Collect every line in the records below that contains the word "text".

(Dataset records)
[START]

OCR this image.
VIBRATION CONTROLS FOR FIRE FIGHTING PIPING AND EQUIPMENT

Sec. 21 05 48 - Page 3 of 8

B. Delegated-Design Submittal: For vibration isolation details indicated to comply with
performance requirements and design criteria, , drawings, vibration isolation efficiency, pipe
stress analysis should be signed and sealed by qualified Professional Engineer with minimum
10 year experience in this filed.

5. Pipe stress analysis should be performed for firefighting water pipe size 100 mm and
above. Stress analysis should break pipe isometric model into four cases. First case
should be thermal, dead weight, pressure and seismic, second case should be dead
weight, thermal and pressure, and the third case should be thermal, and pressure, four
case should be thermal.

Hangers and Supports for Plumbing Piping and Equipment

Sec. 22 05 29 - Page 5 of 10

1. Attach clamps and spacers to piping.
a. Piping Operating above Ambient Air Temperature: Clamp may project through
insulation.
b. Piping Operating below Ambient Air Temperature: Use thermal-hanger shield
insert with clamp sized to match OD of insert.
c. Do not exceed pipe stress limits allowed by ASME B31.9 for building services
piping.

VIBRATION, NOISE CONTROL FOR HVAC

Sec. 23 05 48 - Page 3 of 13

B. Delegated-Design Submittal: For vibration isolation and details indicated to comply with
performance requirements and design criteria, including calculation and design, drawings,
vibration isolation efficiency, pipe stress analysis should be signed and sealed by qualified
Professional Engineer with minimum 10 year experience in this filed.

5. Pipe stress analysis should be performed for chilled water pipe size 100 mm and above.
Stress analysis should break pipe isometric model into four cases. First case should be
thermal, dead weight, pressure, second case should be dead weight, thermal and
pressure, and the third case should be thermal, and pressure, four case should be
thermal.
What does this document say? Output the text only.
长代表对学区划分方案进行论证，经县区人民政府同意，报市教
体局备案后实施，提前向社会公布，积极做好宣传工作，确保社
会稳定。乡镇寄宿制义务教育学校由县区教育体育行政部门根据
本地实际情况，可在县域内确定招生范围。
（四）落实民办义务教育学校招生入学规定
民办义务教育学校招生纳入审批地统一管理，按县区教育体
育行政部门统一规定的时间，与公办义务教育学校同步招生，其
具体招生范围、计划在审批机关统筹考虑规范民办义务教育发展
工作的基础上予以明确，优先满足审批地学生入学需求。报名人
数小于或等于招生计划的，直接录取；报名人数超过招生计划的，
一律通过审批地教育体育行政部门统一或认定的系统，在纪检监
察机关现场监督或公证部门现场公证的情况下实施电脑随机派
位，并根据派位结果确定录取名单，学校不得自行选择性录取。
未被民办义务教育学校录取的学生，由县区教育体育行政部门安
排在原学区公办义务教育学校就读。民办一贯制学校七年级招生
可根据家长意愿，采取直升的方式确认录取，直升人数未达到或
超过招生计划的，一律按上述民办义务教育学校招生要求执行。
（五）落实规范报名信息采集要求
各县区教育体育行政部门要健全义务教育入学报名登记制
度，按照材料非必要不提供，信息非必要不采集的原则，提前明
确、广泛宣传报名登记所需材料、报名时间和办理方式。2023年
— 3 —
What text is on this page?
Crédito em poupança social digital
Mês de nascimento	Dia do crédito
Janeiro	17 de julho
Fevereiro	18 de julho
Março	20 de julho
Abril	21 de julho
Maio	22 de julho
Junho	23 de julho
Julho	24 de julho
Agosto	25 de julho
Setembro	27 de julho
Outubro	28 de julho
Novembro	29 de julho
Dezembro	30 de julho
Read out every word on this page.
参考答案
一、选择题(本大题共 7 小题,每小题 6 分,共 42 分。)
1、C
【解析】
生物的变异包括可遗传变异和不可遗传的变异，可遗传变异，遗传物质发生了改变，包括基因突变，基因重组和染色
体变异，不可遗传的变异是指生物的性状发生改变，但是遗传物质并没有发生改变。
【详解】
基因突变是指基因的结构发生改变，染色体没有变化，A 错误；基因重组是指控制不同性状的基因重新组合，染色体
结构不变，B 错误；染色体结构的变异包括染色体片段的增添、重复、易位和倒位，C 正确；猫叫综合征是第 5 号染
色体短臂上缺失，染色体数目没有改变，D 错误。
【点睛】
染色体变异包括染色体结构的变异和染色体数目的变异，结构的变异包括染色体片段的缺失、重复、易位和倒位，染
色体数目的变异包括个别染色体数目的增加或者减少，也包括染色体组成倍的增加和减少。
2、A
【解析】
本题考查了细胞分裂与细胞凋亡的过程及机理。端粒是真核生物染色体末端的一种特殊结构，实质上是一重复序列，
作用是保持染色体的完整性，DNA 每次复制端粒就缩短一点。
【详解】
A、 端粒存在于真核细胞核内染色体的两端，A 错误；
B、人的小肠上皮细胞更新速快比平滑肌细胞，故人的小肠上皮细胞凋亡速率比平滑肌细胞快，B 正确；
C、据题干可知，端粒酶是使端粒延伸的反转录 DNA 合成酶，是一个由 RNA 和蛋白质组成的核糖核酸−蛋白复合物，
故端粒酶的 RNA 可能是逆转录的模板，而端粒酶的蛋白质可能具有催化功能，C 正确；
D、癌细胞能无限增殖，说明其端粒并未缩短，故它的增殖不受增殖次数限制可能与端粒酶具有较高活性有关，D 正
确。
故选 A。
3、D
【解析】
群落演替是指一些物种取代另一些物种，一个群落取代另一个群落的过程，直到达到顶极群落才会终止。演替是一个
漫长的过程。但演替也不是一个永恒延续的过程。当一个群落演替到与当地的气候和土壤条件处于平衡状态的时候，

[END]

§ Finished exercise:
What does this document say? Output the text only.
What text is on this page?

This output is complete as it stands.